> _EXERCISE REQUIREMENTS_
Filter for the word "určená" and keep each matching line.

> _Saved entries_
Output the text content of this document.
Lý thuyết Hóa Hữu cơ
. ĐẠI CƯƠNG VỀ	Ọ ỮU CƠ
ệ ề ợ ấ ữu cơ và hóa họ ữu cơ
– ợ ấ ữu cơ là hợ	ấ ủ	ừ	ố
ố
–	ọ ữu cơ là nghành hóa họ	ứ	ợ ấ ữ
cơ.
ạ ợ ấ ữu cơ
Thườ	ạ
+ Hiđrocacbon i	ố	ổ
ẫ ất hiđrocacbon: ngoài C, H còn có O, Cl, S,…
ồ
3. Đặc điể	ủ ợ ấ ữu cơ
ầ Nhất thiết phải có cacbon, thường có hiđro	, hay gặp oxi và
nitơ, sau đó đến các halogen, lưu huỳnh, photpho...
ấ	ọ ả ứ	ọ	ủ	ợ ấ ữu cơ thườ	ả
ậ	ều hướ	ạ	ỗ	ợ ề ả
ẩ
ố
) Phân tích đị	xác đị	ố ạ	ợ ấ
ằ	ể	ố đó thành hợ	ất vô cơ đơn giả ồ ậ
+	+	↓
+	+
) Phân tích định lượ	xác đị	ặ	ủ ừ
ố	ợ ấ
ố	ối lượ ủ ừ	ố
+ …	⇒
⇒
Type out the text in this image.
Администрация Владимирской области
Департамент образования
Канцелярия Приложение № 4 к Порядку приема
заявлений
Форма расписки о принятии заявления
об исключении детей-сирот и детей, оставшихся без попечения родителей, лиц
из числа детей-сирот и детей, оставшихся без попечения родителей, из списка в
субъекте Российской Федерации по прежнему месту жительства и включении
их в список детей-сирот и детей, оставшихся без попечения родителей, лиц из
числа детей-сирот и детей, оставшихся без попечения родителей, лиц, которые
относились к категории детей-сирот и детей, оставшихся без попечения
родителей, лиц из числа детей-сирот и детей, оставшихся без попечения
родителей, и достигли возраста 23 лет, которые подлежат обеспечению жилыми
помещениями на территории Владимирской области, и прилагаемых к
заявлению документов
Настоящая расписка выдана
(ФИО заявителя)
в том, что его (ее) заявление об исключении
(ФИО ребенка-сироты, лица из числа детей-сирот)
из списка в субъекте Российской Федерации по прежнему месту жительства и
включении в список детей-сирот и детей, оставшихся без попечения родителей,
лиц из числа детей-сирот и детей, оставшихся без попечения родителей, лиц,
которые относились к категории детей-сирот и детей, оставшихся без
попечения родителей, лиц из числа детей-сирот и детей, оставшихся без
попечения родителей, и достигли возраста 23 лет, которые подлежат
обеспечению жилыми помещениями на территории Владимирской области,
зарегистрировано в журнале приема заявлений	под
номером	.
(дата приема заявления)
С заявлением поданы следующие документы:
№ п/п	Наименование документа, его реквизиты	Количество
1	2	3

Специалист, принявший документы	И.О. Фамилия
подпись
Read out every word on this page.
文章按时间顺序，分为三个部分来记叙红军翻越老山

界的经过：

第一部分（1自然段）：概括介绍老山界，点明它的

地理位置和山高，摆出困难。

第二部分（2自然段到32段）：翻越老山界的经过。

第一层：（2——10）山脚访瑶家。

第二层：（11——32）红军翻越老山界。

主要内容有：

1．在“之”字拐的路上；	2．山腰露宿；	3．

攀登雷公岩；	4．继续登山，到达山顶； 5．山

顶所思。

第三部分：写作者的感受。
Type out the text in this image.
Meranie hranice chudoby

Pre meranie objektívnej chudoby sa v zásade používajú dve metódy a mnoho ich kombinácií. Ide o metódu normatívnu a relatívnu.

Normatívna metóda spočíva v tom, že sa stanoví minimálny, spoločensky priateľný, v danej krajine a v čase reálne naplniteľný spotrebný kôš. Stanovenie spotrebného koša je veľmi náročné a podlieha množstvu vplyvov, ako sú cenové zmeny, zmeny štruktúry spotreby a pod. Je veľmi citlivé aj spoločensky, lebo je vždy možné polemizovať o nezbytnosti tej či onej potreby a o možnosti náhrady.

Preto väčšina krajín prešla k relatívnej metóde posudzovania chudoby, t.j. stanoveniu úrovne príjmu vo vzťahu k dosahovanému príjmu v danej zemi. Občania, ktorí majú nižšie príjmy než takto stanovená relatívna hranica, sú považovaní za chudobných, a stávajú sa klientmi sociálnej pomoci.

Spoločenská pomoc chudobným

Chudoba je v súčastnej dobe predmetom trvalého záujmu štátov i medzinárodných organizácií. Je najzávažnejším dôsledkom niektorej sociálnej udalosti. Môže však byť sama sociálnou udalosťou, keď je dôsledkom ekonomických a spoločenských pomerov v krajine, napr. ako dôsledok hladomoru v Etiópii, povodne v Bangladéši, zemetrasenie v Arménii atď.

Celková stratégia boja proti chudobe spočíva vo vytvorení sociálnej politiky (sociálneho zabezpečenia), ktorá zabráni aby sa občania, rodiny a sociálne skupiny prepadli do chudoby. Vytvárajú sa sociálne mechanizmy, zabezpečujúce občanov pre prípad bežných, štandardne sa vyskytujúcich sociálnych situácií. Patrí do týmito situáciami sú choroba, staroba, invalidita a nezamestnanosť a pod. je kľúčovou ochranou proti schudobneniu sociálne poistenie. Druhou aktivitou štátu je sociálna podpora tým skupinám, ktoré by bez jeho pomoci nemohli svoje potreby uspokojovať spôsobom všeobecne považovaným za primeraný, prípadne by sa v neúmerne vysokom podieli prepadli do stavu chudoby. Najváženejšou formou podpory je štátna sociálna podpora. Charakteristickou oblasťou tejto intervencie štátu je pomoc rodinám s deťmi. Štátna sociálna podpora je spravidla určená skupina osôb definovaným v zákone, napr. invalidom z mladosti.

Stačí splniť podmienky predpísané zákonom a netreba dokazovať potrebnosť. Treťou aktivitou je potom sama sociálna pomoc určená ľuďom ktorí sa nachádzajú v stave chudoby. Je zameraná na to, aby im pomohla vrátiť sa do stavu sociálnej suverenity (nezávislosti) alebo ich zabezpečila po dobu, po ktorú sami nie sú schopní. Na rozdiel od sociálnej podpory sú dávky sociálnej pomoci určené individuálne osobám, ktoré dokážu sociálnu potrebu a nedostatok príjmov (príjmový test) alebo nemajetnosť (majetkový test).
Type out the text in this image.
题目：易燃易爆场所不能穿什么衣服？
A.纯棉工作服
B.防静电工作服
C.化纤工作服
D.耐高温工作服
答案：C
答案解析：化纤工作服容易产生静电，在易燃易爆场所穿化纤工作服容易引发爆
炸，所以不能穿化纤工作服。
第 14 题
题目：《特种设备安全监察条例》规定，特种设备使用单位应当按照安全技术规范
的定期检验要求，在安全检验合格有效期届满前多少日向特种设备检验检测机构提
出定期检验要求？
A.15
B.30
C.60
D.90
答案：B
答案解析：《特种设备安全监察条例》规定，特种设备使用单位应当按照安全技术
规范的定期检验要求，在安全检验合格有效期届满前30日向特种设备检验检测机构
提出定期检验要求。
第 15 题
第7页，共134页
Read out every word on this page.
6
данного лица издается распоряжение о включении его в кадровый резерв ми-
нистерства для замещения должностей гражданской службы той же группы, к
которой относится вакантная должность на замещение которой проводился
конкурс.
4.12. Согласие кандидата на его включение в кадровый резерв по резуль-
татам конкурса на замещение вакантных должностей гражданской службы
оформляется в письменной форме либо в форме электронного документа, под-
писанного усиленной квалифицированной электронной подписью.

> _WRITTEN SOLUTION_
Celková stratégia boja proti chudobe spočíva vo vytvorení sociálnej politiky (sociálneho zabezpečenia), ktorá zabráni aby sa občania, rodiny a sociálne skupiny prepadli do chudoby. Vytvárajú sa sociálne mechanizmy, zabezpečujúce občanov pre prípad bežných, štandardne sa vyskytujúcich sociálnych situácií. Patrí do týmito situáciami sú choroba, staroba, invalidita a nezamestnanosť a pod. je kľúčovou ochranou proti schudobneniu sociálne poistenie. Druhou aktivitou štátu je sociálna podpora tým skupinám, ktoré by bez jeho pomoci nemohli svoje potreby uspokojovať spôsobom všeobecne považovaným za primeraný, prípadne by sa v neúmerne vysokom podieli prepadli do stavu chudoby. Najváženejšou formou podpory je štátna sociálna podpora. Charakteristickou oblasťou tejto intervencie štátu je pomoc rodinám s deťmi. Štátna sociálna podpora je spravidla určená skupina osôb definovaným v zákone, napr. invalidom z mladosti.
Stačí splniť podmienky predpísané zákonom a netreba dokazovať potrebnosť. Treťou aktivitou je potom sama sociálna pomoc určená ľuďom ktorí sa nachádzajú v stave chudoby. Je zameraná na to, aby im pomohla vrátiť sa do stavu sociálnej suverenity (nezávislosti) alebo ich zabezpečila po dobu, po ktorú sami nie sú schopní. Na rozdiel od sociálnej podpory sú dávky sociálnej pomoci určené individuálne osobám, ktoré dokážu sociálnu potrebu a nedostatok príjmov (príjmový test) alebo nemajetnosť (majetkový test).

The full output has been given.